*Short task*: Repeat every line of the material, character for character.

*Records to use*:
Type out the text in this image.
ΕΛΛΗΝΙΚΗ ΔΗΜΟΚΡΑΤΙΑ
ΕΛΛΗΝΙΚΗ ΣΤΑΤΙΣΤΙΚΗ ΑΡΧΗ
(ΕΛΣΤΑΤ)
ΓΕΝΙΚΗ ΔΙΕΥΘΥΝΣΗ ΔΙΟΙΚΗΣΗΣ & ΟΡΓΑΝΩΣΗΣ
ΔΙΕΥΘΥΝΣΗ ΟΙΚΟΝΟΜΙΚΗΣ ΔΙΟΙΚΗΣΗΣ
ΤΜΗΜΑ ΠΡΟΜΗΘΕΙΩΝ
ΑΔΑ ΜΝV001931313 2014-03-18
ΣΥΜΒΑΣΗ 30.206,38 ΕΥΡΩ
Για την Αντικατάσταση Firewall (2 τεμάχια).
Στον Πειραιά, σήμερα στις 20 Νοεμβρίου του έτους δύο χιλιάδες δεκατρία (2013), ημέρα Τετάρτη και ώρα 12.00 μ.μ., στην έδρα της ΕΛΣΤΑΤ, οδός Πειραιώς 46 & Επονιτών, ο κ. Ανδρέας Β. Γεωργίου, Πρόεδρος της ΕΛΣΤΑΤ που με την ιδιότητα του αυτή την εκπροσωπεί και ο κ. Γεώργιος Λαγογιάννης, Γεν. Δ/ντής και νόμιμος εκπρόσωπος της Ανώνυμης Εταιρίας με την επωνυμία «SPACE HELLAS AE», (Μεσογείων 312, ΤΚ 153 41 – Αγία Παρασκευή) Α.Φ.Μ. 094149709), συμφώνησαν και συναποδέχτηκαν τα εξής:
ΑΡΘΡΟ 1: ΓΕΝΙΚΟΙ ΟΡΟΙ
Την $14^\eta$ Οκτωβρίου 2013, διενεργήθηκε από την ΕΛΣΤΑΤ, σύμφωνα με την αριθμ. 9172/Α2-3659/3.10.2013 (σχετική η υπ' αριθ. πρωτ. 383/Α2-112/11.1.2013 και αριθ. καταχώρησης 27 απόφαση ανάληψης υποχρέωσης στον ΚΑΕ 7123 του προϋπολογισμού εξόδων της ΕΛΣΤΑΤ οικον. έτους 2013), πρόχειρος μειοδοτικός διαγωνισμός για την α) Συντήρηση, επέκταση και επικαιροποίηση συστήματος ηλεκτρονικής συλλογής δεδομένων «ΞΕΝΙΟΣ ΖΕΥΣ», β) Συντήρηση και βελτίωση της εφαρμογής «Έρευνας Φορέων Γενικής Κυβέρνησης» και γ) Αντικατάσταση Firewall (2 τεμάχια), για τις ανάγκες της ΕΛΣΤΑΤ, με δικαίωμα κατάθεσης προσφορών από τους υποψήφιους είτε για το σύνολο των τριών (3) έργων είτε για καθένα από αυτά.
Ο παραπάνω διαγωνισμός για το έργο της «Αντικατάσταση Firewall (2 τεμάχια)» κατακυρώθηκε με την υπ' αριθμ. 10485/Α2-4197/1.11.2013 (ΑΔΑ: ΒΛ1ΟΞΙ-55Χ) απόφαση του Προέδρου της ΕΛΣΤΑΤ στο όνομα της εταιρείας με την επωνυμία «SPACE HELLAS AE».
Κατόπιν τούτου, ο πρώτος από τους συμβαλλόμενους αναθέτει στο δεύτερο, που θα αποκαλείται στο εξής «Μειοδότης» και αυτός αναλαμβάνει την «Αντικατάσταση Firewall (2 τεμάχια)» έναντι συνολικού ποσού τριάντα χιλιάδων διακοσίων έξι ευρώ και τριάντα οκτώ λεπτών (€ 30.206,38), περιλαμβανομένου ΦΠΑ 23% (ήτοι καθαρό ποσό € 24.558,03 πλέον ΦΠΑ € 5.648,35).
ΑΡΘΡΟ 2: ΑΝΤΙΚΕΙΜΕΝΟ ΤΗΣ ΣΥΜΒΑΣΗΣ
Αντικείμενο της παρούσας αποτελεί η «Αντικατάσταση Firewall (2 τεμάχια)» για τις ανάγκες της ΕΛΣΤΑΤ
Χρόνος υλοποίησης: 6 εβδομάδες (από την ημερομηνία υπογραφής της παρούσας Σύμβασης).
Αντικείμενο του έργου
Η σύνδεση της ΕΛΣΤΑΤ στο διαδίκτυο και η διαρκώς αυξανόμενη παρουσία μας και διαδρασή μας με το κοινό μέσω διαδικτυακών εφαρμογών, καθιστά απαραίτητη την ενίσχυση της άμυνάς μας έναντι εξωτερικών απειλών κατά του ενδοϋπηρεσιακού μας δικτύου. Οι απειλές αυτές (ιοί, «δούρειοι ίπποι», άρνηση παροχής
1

*The answer*:
Type out the text in this image.
ΕΛΛΗΝΙΚΗ ΔΗΜΟΚΡΑΤΙΑ
ΕΛΛΗΝΙΚΗ ΣΤΑΤΙΣΤΙΚΗ ΑΡΧΗ
(ΕΛΣΤΑΤ)
ΓΕΝΙΚΗ ΔΙΕΥΘΥΝΣΗ ΔΙΟΙΚΗΣΗΣ & ΟΡΓΑΝΩΣΗΣ
ΔΙΕΥΘΥΝΣΗ ΟΙΚΟΝΟΜΙΚΗΣ ΔΙΟΙΚΗΣΗΣ
ΤΜΗΜΑ ΠΡΟΜΗΘΕΙΩΝ
ΑΔΑ ΜΝV001931313 2014-03-18
ΣΥΜΒΑΣΗ 30.206,38 ΕΥΡΩ
Για την Αντικατάσταση Firewall (2 τεμάχια).
Στον Πειραιά, σήμερα στις 20 Νοεμβρίου του έτους δύο χιλιάδες δεκατρία (2013), ημέρα Τετάρτη και ώρα 12.00 μ.μ., στην έδρα της ΕΛΣΤΑΤ, οδός Πειραιώς 46 & Επονιτών, ο κ. Ανδρέας Β. Γεωργίου, Πρόεδρος της ΕΛΣΤΑΤ που με την ιδιότητα του αυτή την εκπροσωπεί και ο κ. Γεώργιος Λαγογιάννης, Γεν. Δ/ντής και νόμιμος εκπρόσωπος της Ανώνυμης Εταιρίας με την επωνυμία «SPACE HELLAS AE», (Μεσογείων 312, ΤΚ 153 41 – Αγία Παρασκευή) Α.Φ.Μ. 094149709), συμφώνησαν και συναποδέχτηκαν τα εξής:
ΑΡΘΡΟ 1: ΓΕΝΙΚΟΙ ΟΡΟΙ
Την $14^\eta$ Οκτωβρίου 2013, διενεργήθηκε από την ΕΛΣΤΑΤ, σύμφωνα με την αριθμ. 9172/Α2-3659/3.10.2013 (σχετική η υπ' αριθ. πρωτ. 383/Α2-112/11.1.2013 και αριθ. καταχώρησης 27 απόφαση ανάληψης υποχρέωσης στον ΚΑΕ 7123 του προϋπολογισμού εξόδων της ΕΛΣΤΑΤ οικον. έτους 2013), πρόχειρος μειοδοτικός διαγωνισμός για την α) Συντήρηση, επέκταση και επικαιροποίηση συστήματος ηλεκτρονικής συλλογής δεδομένων «ΞΕΝΙΟΣ ΖΕΥΣ», β) Συντήρηση και βελτίωση της εφαρμογής «Έρευνας Φορέων Γενικής Κυβέρνησης» και γ) Αντικατάσταση Firewall (2 τεμάχια), για τις ανάγκες της ΕΛΣΤΑΤ, με δικαίωμα κατάθεσης προσφορών από τους υποψήφιους είτε για το σύνολο των τριών (3) έργων είτε για καθένα από αυτά.
Ο παραπάνω διαγωνισμός για το έργο της «Αντικατάσταση Firewall (2 τεμάχια)» κατακυρώθηκε με την υπ' αριθμ. 10485/Α2-4197/1.11.2013 (ΑΔΑ: ΒΛ1ΟΞΙ-55Χ) απόφαση του Προέδρου της ΕΛΣΤΑΤ στο όνομα της εταιρείας με την επωνυμία «SPACE HELLAS AE».
Κατόπιν τούτου, ο πρώτος από τους συμβαλλόμενους αναθέτει στο δεύτερο, που θα αποκαλείται στο εξής «Μειοδότης» και αυτός αναλαμβάνει την «Αντικατάσταση Firewall (2 τεμάχια)» έναντι συνολικού ποσού τριάντα χιλιάδων διακοσίων έξι ευρώ και τριάντα οκτώ λεπτών (€ 30.206,38), περιλαμβανομένου ΦΠΑ 23% (ήτοι καθαρό ποσό € 24.558,03 πλέον ΦΠΑ € 5.648,35).
ΑΡΘΡΟ 2: ΑΝΤΙΚΕΙΜΕΝΟ ΤΗΣ ΣΥΜΒΑΣΗΣ
Αντικείμενο της παρούσας αποτελεί η «Αντικατάσταση Firewall (2 τεμάχια)» για τις ανάγκες της ΕΛΣΤΑΤ
Χρόνος υλοποίησης: 6 εβδομάδες (από την ημερομηνία υπογραφής της παρούσας Σύμβασης).
Αντικείμενο του έργου
Η σύνδεση της ΕΛΣΤΑΤ στο διαδίκτυο και η διαρκώς αυξανόμενη παρουσία μας και διαδρασή μας με το κοινό μέσω διαδικτυακών εφαρμογών, καθιστά απαραίτητη την ενίσχυση της άμυνάς μας έναντι εξωτερικών απειλών κατά του ενδοϋπηρεσιακού μας δικτύου. Οι απειλές αυτές (ιοί, «δούρειοι ίπποι», άρνηση παροχής
1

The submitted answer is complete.